▶ _Work instructions_: Output every line of the material exactly, omitting images.

▶ _Supplied data_:
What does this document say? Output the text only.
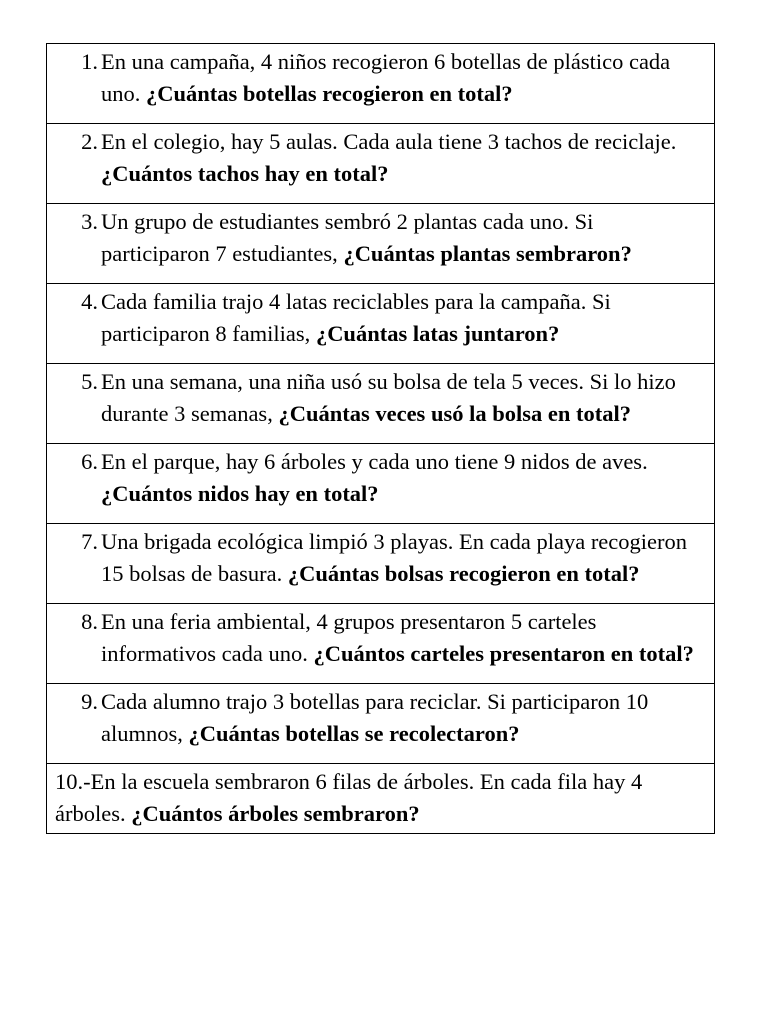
1. En una campaña, 4 niños recogieron 6 botellas de plástico cada uno. ¿Cuántas botellas recogieron en total?

2. En el colegio, hay 5 aulas. Cada aula tiene 3 tachos de reciclaje. ¿Cuántos tachos hay en total?

3. Un grupo de estudiantes sembró 2 plantas cada uno. Si participaron 7 estudiantes, ¿Cuántas plantas sembraron?

4. Cada familia trajo 4 latas reciclables para la campaña. Si participaron 8 familias, ¿Cuántas latas juntaron?

5. En una semana, una niña usó su bolsa de tela 5 veces. Si lo hizo durante 3 semanas, ¿Cuántas veces usó la bolsa en total?

6. En el parque, hay 6 árboles y cada uno tiene 9 nidos de aves. ¿Cuántos nidos hay en total?

7. Una brigada ecológica limpió 3 playas. En cada playa recogieron 15 bolsas de basura. ¿Cuántas bolsas recogieron en total?

8. En una feria ambiental, 4 grupos presentaron 5 carteles informativos cada uno. ¿Cuántos carteles presentaron en total?

9. Cada alumno trajo 3 botellas para reciclar. Si participaron 10 alumnos, ¿Cuántas botellas se recolectaron?

10.-En la escuela sembraron 6 filas de árboles. En cada fila hay 4 árboles. ¿Cuántos árboles sembraron?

▶ _Solution for this task_:
What does this document say? Output the text only.
1. En una campaña, 4 niños recogieron 6 botellas de plástico cada uno. ¿Cuántas botellas recogieron en total?

2. En el colegio, hay 5 aulas. Cada aula tiene 3 tachos de reciclaje. ¿Cuántos tachos hay en total?

3. Un grupo de estudiantes sembró 2 plantas cada uno. Si participaron 7 estudiantes, ¿Cuántas plantas sembraron?

4. Cada familia trajo 4 latas reciclables para la campaña. Si participaron 8 familias, ¿Cuántas latas juntaron?

5. En una semana, una niña usó su bolsa de tela 5 veces. Si lo hizo durante 3 semanas, ¿Cuántas veces usó la bolsa en total?

6. En el parque, hay 6 árboles y cada uno tiene 9 nidos de aves. ¿Cuántos nidos hay en total?

7. Una brigada ecológica limpió 3 playas. En cada playa recogieron 15 bolsas de basura. ¿Cuántas bolsas recogieron en total?

8. En una feria ambiental, 4 grupos presentaron 5 carteles informativos cada uno. ¿Cuántos carteles presentaron en total?

9. Cada alumno trajo 3 botellas para reciclar. Si participaron 10 alumnos, ¿Cuántas botellas se recolectaron?

10.-En la escuela sembraron 6 filas de árboles. En cada fila hay 4 árboles. ¿Cuántos árboles sembraron?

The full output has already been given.